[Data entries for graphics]
## START
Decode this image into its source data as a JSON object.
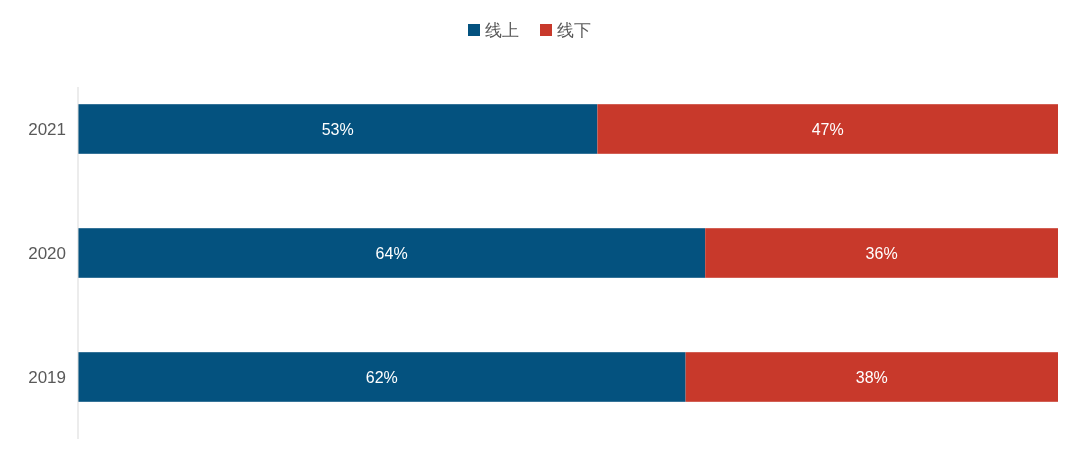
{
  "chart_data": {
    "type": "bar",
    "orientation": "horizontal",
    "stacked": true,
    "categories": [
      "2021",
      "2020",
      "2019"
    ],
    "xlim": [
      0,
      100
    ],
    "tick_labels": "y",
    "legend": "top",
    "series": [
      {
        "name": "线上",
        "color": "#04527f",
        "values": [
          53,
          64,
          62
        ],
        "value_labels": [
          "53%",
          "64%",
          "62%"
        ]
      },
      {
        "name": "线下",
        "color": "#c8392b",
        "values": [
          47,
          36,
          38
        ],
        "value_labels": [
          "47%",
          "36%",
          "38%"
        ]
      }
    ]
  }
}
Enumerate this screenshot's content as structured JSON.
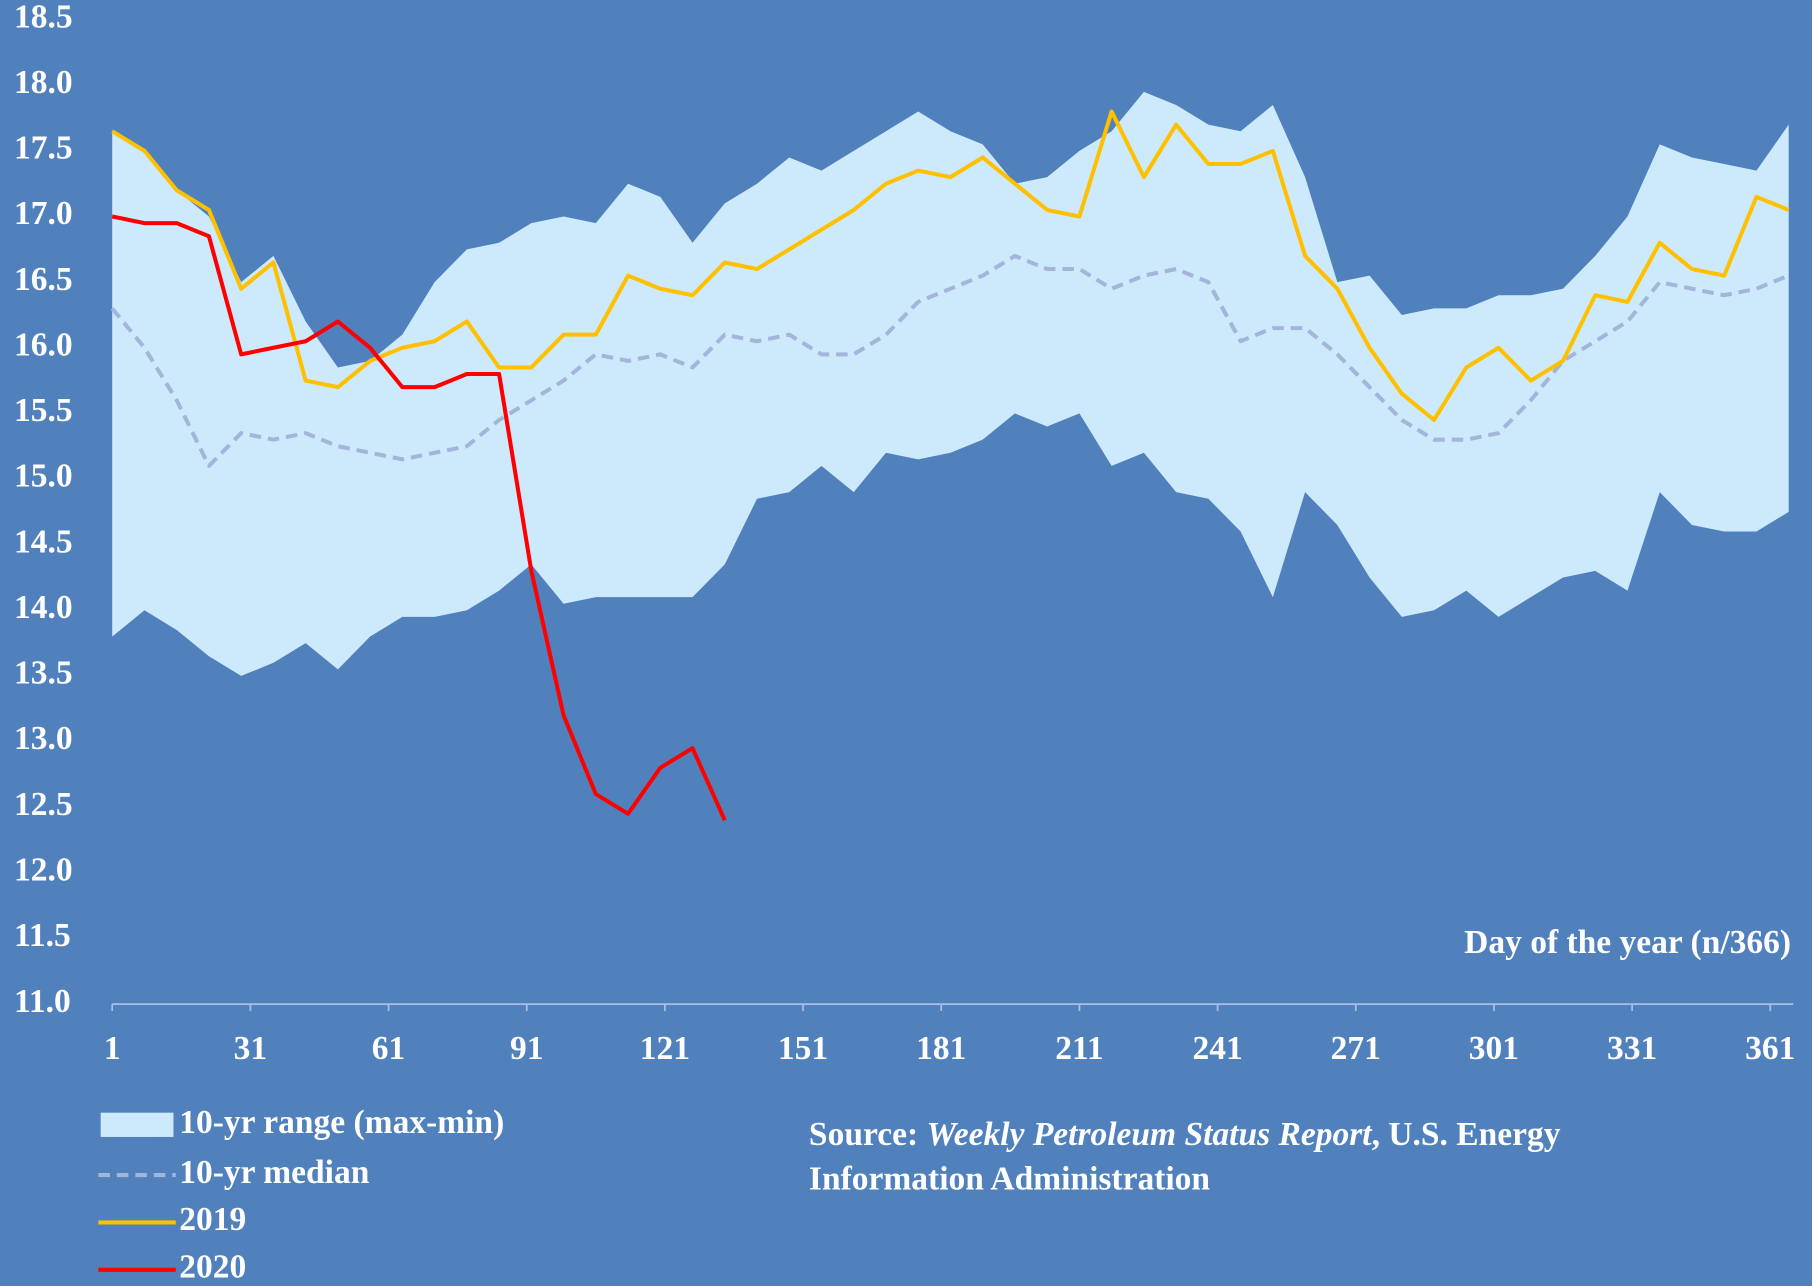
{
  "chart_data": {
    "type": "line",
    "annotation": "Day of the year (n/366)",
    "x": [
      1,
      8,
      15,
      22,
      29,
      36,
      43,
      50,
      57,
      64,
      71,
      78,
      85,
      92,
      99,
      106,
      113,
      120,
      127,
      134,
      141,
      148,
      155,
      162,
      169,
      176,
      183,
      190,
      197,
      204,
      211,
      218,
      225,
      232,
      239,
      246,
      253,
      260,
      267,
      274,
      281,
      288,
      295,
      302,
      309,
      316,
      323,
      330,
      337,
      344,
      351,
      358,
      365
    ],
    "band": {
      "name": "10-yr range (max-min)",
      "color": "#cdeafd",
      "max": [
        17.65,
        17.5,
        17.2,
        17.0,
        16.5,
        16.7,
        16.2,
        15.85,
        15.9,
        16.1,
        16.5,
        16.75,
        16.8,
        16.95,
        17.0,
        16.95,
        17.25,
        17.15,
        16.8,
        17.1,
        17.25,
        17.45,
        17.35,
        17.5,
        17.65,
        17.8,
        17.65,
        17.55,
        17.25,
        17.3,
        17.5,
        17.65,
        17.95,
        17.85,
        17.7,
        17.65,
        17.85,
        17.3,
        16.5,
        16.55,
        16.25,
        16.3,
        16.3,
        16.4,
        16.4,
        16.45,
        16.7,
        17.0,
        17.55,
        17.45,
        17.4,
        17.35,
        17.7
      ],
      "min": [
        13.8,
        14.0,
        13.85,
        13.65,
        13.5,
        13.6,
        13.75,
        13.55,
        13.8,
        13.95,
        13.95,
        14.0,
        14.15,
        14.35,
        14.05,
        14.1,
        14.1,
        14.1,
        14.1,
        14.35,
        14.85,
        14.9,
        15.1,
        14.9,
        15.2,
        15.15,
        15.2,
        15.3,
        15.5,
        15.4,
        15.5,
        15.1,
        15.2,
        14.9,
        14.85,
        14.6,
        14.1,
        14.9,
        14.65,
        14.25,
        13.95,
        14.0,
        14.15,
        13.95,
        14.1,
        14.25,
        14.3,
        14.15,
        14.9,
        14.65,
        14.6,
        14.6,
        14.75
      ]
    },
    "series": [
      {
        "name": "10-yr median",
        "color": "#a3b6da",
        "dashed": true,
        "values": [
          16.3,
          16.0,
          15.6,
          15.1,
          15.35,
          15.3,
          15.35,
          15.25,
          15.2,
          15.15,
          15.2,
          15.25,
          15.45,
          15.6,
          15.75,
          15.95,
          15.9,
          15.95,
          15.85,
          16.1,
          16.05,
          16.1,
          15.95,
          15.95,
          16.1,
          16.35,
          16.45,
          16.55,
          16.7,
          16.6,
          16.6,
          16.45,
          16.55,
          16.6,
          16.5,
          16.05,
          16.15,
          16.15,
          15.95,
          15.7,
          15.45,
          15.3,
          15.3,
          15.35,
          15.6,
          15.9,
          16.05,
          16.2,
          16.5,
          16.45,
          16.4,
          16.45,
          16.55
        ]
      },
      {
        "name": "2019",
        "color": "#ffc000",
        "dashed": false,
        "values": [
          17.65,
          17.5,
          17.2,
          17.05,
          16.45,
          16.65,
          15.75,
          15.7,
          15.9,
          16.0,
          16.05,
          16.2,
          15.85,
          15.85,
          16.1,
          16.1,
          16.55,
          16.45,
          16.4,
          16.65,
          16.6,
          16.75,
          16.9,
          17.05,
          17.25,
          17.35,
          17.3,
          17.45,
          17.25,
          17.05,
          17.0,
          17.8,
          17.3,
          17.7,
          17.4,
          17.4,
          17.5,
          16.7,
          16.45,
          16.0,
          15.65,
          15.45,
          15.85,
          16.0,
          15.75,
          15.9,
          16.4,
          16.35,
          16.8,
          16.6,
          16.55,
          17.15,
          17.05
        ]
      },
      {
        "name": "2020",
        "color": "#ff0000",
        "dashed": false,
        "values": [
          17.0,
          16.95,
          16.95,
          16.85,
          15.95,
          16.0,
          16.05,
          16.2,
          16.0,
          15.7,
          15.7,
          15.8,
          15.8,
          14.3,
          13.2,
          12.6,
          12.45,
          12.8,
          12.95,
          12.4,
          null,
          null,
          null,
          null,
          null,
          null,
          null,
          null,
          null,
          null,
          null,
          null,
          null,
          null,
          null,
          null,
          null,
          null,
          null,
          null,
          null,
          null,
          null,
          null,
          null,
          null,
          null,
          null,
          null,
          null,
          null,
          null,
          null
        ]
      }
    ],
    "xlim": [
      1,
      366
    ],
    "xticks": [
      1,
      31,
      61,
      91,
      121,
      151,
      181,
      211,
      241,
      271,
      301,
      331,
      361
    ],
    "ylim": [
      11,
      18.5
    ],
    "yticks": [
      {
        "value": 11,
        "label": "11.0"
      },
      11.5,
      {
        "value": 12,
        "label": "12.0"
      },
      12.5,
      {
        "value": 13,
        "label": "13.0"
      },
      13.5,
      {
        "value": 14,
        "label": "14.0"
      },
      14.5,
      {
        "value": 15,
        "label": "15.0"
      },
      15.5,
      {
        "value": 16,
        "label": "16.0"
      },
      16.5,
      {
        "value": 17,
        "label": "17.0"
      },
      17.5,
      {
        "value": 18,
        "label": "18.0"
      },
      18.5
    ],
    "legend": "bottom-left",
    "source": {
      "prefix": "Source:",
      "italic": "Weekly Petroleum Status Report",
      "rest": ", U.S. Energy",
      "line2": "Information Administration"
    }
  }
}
## END
PROBLEM STATEMENT
Every entry should be returned exactly as written, minus the pictures.

EXERCISE SOLUTION
Decode this image into its source data as a JSON object.
{
  "chart_data": {
    "type": "bar",
    "orientation": "horizontal",
    "stacked": true,
    "categories": [
      "2021",
      "2020",
      "2019"
    ],
    "xlim": [
      0,
      100
    ],
    "tick_labels": "y",
    "legend": "top",
    "series": [
      {
        "name": "线上",
        "color": "#04527f",
        "values": [
          53,
          64,
          62
        ],
        "value_labels": [
          "53%",
          "64%",
          "62%"
        ]
      },
      {
        "name": "线下",
        "color": "#c8392b",
        "values": [
          47,
          36,
          38
        ],
        "value_labels": [
          "47%",
          "36%",
          "38%"
        ]
      }
    ]
  }
}
Enumerate this screenshot's content as structured JSON.
{
  "chart_data": {
    "type": "line",
    "annotation": "Day of the year (n/366)",
    "x": [
      1,
      8,
      15,
      22,
      29,
      36,
      43,
      50,
      57,
      64,
      71,
      78,
      85,
      92,
      99,
      106,
      113,
      120,
      127,
      134,
      141,
      148,
      155,
      162,
      169,
      176,
      183,
      190,
      197,
      204,
      211,
      218,
      225,
      232,
      239,
      246,
      253,
      260,
      267,
      274,
      281,
      288,
      295,
      302,
      309,
      316,
      323,
      330,
      337,
      344,
      351,
      358,
      365
    ],
    "band": {
      "name": "10-yr range (max-min)",
      "color": "#cdeafd",
      "max": [
        17.65,
        17.5,
        17.2,
        17.0,
        16.5,
        16.7,
        16.2,
        15.85,
        15.9,
        16.1,
        16.5,
        16.75,
        16.8,
        16.95,
        17.0,
        16.95,
        17.25,
        17.15,
        16.8,
        17.1,
        17.25,
        17.45,
        17.35,
        17.5,
        17.65,
        17.8,
        17.65,
        17.55,
        17.25,
        17.3,
        17.5,
        17.65,
        17.95,
        17.85,
        17.7,
        17.65,
        17.85,
        17.3,
        16.5,
        16.55,
        16.25,
        16.3,
        16.3,
        16.4,
        16.4,
        16.45,
        16.7,
        17.0,
        17.55,
        17.45,
        17.4,
        17.35,
        17.7
      ],
      "min": [
        13.8,
        14.0,
        13.85,
        13.65,
        13.5,
        13.6,
        13.75,
        13.55,
        13.8,
        13.95,
        13.95,
        14.0,
        14.15,
        14.35,
        14.05,
        14.1,
        14.1,
        14.1,
        14.1,
        14.35,
        14.85,
        14.9,
        15.1,
        14.9,
        15.2,
        15.15,
        15.2,
        15.3,
        15.5,
        15.4,
        15.5,
        15.1,
        15.2,
        14.9,
        14.85,
        14.6,
        14.1,
        14.9,
        14.65,
        14.25,
        13.95,
        14.0,
        14.15,
        13.95,
        14.1,
        14.25,
        14.3,
        14.15,
        14.9,
        14.65,
        14.6,
        14.6,
        14.75
      ]
    },
    "series": [
      {
        "name": "10-yr median",
        "color": "#a3b6da",
        "dashed": true,
        "values": [
          16.3,
          16.0,
          15.6,
          15.1,
          15.35,
          15.3,
          15.35,
          15.25,
          15.2,
          15.15,
          15.2,
          15.25,
          15.45,
          15.6,
          15.75,
          15.95,
          15.9,
          15.95,
          15.85,
          16.1,
          16.05,
          16.1,
          15.95,
          15.95,
          16.1,
          16.35,
          16.45,
          16.55,
          16.7,
          16.6,
          16.6,
          16.45,
          16.55,
          16.6,
          16.5,
          16.05,
          16.15,
          16.15,
          15.95,
          15.7,
          15.45,
          15.3,
          15.3,
          15.35,
          15.6,
          15.9,
          16.05,
          16.2,
          16.5,
          16.45,
          16.4,
          16.45,
          16.55
        ]
      },
      {
        "name": "2019",
        "color": "#ffc000",
        "dashed": false,
        "values": [
          17.65,
          17.5,
          17.2,
          17.05,
          16.45,
          16.65,
          15.75,
          15.7,
          15.9,
          16.0,
          16.05,
          16.2,
          15.85,
          15.85,
          16.1,
          16.1,
          16.55,
          16.45,
          16.4,
          16.65,
          16.6,
          16.75,
          16.9,
          17.05,
          17.25,
          17.35,
          17.3,
          17.45,
          17.25,
          17.05,
          17.0,
          17.8,
          17.3,
          17.7,
          17.4,
          17.4,
          17.5,
          16.7,
          16.45,
          16.0,
          15.65,
          15.45,
          15.85,
          16.0,
          15.75,
          15.9,
          16.4,
          16.35,
          16.8,
          16.6,
          16.55,
          17.15,
          17.05
        ]
      },
      {
        "name": "2020",
        "color": "#ff0000",
        "dashed": false,
        "values": [
          17.0,
          16.95,
          16.95,
          16.85,
          15.95,
          16.0,
          16.05,
          16.2,
          16.0,
          15.7,
          15.7,
          15.8,
          15.8,
          14.3,
          13.2,
          12.6,
          12.45,
          12.8,
          12.95,
          12.4,
          null,
          null,
          null,
          null,
          null,
          null,
          null,
          null,
          null,
          null,
          null,
          null,
          null,
          null,
          null,
          null,
          null,
          null,
          null,
          null,
          null,
          null,
          null,
          null,
          null,
          null,
          null,
          null,
          null,
          null,
          null,
          null,
          null
        ]
      }
    ],
    "xlim": [
      1,
      366
    ],
    "xticks": [
      1,
      31,
      61,
      91,
      121,
      151,
      181,
      211,
      241,
      271,
      301,
      331,
      361
    ],
    "ylim": [
      11,
      18.5
    ],
    "yticks": [
      {
        "value": 11,
        "label": "11.0"
      },
      11.5,
      {
        "value": 12,
        "label": "12.0"
      },
      12.5,
      {
        "value": 13,
        "label": "13.0"
      },
      13.5,
      {
        "value": 14,
        "label": "14.0"
      },
      14.5,
      {
        "value": 15,
        "label": "15.0"
      },
      15.5,
      {
        "value": 16,
        "label": "16.0"
      },
      16.5,
      {
        "value": 17,
        "label": "17.0"
      },
      17.5,
      {
        "value": 18,
        "label": "18.0"
      },
      18.5
    ],
    "legend": "bottom-left",
    "source": {
      "prefix": "Source:",
      "italic": "Weekly Petroleum Status Report",
      "rest": ", U.S. Energy",
      "line2": "Information Administration"
    }
  }
}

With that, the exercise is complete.